▸ **WHAT THIS TASK INVOLVES**: Repeat the records below exactly as they appear.

[Dataset records]

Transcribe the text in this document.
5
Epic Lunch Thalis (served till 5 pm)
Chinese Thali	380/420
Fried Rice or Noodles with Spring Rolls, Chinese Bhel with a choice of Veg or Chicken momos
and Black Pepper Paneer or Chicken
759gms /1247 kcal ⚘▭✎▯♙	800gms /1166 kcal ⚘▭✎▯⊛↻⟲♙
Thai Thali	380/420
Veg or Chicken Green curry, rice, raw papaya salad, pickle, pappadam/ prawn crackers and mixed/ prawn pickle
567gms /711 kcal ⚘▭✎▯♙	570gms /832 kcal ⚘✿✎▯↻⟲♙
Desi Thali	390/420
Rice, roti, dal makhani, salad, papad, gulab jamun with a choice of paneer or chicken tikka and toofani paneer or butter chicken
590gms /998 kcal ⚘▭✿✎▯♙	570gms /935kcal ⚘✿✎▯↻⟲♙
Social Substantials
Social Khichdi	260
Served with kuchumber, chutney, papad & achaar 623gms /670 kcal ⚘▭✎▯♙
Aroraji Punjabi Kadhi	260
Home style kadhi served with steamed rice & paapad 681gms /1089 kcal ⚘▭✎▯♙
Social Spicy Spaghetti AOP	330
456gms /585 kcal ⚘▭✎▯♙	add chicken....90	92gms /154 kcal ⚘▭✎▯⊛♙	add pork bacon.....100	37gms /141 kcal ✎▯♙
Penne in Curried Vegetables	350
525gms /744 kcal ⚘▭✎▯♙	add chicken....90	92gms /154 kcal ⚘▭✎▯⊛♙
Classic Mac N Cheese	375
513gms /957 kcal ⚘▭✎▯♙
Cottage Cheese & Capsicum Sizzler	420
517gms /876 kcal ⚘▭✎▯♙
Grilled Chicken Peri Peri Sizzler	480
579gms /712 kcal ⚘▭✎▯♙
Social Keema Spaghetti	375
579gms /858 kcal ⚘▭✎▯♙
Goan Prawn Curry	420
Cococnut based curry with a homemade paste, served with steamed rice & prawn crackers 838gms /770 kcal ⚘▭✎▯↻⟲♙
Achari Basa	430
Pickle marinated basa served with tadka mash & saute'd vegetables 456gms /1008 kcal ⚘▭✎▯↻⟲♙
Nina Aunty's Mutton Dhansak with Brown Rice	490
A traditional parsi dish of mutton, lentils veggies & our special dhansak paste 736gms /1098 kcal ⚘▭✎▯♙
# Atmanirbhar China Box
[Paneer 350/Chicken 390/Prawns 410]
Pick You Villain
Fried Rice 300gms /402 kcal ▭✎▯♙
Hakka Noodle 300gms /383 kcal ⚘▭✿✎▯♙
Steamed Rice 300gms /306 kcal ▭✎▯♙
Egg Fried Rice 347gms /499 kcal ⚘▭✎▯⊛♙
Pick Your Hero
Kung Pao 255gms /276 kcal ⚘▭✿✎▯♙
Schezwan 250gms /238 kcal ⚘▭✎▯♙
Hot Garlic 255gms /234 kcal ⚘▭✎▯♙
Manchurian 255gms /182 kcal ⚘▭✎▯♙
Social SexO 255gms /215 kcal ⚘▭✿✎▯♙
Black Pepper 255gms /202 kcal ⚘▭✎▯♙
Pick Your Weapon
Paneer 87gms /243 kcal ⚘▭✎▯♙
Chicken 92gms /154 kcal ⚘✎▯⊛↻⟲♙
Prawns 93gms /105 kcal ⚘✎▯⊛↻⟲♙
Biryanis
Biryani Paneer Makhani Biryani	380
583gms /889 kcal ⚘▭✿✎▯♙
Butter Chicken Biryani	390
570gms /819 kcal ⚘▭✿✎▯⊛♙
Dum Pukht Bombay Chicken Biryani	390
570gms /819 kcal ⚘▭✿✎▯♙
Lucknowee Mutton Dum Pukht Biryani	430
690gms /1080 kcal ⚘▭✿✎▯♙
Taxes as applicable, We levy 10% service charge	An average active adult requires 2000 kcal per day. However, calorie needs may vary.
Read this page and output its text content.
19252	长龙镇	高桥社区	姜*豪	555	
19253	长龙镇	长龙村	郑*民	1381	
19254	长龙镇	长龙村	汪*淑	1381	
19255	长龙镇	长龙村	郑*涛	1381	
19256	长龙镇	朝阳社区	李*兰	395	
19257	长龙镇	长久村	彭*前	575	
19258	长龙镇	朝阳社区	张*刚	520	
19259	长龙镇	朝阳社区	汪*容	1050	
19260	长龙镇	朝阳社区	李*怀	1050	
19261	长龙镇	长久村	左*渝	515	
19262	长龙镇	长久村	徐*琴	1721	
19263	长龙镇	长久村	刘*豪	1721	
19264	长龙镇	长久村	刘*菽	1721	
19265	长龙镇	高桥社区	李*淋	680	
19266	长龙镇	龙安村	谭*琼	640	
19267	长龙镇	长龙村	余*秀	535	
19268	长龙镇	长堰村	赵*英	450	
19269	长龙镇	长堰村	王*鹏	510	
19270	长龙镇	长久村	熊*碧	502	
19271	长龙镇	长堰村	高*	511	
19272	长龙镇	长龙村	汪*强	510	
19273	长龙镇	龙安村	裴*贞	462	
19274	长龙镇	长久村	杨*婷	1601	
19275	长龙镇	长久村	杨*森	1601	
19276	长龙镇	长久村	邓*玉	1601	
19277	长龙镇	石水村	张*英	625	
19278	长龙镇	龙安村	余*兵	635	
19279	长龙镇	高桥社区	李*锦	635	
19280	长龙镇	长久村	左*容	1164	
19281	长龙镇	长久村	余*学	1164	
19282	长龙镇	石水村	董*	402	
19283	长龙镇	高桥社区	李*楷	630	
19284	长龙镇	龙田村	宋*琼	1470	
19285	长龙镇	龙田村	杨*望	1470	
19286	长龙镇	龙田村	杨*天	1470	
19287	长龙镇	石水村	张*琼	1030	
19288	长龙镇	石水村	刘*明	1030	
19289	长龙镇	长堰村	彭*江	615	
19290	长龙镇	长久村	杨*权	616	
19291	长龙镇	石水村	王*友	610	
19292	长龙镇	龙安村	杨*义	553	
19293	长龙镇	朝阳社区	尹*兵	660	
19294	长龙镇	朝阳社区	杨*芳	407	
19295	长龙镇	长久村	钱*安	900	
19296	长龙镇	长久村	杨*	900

▸ **CORRECT ANSWER**:
Transcribe the text in this document.
5
Epic Lunch Thalis (served till 5 pm)
Chinese Thali	380/420
Fried Rice or Noodles with Spring Rolls, Chinese Bhel with a choice of Veg or Chicken momos
and Black Pepper Paneer or Chicken
759gms /1247 kcal ⚘▭✎▯♙	800gms /1166 kcal ⚘▭✎▯⊛↻⟲♙
Thai Thali	380/420
Veg or Chicken Green curry, rice, raw papaya salad, pickle, pappadam/ prawn crackers and mixed/ prawn pickle
567gms /711 kcal ⚘▭✎▯♙	570gms /832 kcal ⚘✿✎▯↻⟲♙
Desi Thali	390/420
Rice, roti, dal makhani, salad, papad, gulab jamun with a choice of paneer or chicken tikka and toofani paneer or butter chicken
590gms /998 kcal ⚘▭✿✎▯♙	570gms /935kcal ⚘✿✎▯↻⟲♙
Social Substantials
Social Khichdi	260
Served with kuchumber, chutney, papad & achaar 623gms /670 kcal ⚘▭✎▯♙
Aroraji Punjabi Kadhi	260
Home style kadhi served with steamed rice & paapad 681gms /1089 kcal ⚘▭✎▯♙
Social Spicy Spaghetti AOP	330
456gms /585 kcal ⚘▭✎▯♙	add chicken....90	92gms /154 kcal ⚘▭✎▯⊛♙	add pork bacon.....100	37gms /141 kcal ✎▯♙
Penne in Curried Vegetables	350
525gms /744 kcal ⚘▭✎▯♙	add chicken....90	92gms /154 kcal ⚘▭✎▯⊛♙
Classic Mac N Cheese	375
513gms /957 kcal ⚘▭✎▯♙
Cottage Cheese & Capsicum Sizzler	420
517gms /876 kcal ⚘▭✎▯♙
Grilled Chicken Peri Peri Sizzler	480
579gms /712 kcal ⚘▭✎▯♙
Social Keema Spaghetti	375
579gms /858 kcal ⚘▭✎▯♙
Goan Prawn Curry	420
Cococnut based curry with a homemade paste, served with steamed rice & prawn crackers 838gms /770 kcal ⚘▭✎▯↻⟲♙
Achari Basa	430
Pickle marinated basa served with tadka mash & saute'd vegetables 456gms /1008 kcal ⚘▭✎▯↻⟲♙
Nina Aunty's Mutton Dhansak with Brown Rice	490
A traditional parsi dish of mutton, lentils veggies & our special dhansak paste 736gms /1098 kcal ⚘▭✎▯♙
# Atmanirbhar China Box
[Paneer 350/Chicken 390/Prawns 410]
Pick You Villain
Fried Rice 300gms /402 kcal ▭✎▯♙
Hakka Noodle 300gms /383 kcal ⚘▭✿✎▯♙
Steamed Rice 300gms /306 kcal ▭✎▯♙
Egg Fried Rice 347gms /499 kcal ⚘▭✎▯⊛♙
Pick Your Hero
Kung Pao 255gms /276 kcal ⚘▭✿✎▯♙
Schezwan 250gms /238 kcal ⚘▭✎▯♙
Hot Garlic 255gms /234 kcal ⚘▭✎▯♙
Manchurian 255gms /182 kcal ⚘▭✎▯♙
Social SexO 255gms /215 kcal ⚘▭✿✎▯♙
Black Pepper 255gms /202 kcal ⚘▭✎▯♙
Pick Your Weapon
Paneer 87gms /243 kcal ⚘▭✎▯♙
Chicken 92gms /154 kcal ⚘✎▯⊛↻⟲♙
Prawns 93gms /105 kcal ⚘✎▯⊛↻⟲♙
Biryanis
Biryani Paneer Makhani Biryani	380
583gms /889 kcal ⚘▭✿✎▯♙
Butter Chicken Biryani	390
570gms /819 kcal ⚘▭✿✎▯⊛♙
Dum Pukht Bombay Chicken Biryani	390
570gms /819 kcal ⚘▭✿✎▯♙
Lucknowee Mutton Dum Pukht Biryani	430
690gms /1080 kcal ⚘▭✿✎▯♙
Taxes as applicable, We levy 10% service charge	An average active adult requires 2000 kcal per day. However, calorie needs may vary.
Read this page and output its text content.
19252	长龙镇	高桥社区	姜*豪	555	
19253	长龙镇	长龙村	郑*民	1381	
19254	长龙镇	长龙村	汪*淑	1381	
19255	长龙镇	长龙村	郑*涛	1381	
19256	长龙镇	朝阳社区	李*兰	395	
19257	长龙镇	长久村	彭*前	575	
19258	长龙镇	朝阳社区	张*刚	520	
19259	长龙镇	朝阳社区	汪*容	1050	
19260	长龙镇	朝阳社区	李*怀	1050	
19261	长龙镇	长久村	左*渝	515	
19262	长龙镇	长久村	徐*琴	1721	
19263	长龙镇	长久村	刘*豪	1721	
19264	长龙镇	长久村	刘*菽	1721	
19265	长龙镇	高桥社区	李*淋	680	
19266	长龙镇	龙安村	谭*琼	640	
19267	长龙镇	长龙村	余*秀	535	
19268	长龙镇	长堰村	赵*英	450	
19269	长龙镇	长堰村	王*鹏	510	
19270	长龙镇	长久村	熊*碧	502	
19271	长龙镇	长堰村	高*	511	
19272	长龙镇	长龙村	汪*强	510	
19273	长龙镇	龙安村	裴*贞	462	
19274	长龙镇	长久村	杨*婷	1601	
19275	长龙镇	长久村	杨*森	1601	
19276	长龙镇	长久村	邓*玉	1601	
19277	长龙镇	石水村	张*英	625	
19278	长龙镇	龙安村	余*兵	635	
19279	长龙镇	高桥社区	李*锦	635	
19280	长龙镇	长久村	左*容	1164	
19281	长龙镇	长久村	余*学	1164	
19282	长龙镇	石水村	董*	402	
19283	长龙镇	高桥社区	李*楷	630	
19284	长龙镇	龙田村	宋*琼	1470	
19285	长龙镇	龙田村	杨*望	1470	
19286	长龙镇	龙田村	杨*天	1470	
19287	长龙镇	石水村	张*琼	1030	
19288	长龙镇	石水村	刘*明	1030	
19289	长龙镇	长堰村	彭*江	615	
19290	长龙镇	长久村	杨*权	616	
19291	长龙镇	石水村	王*友	610	
19292	长龙镇	龙安村	杨*义	553	
19293	长龙镇	朝阳社区	尹*兵	660	
19294	长龙镇	朝阳社区	杨*芳	407	
19295	长龙镇	长久村	钱*安	900	
19296	长龙镇	长久村	杨*	900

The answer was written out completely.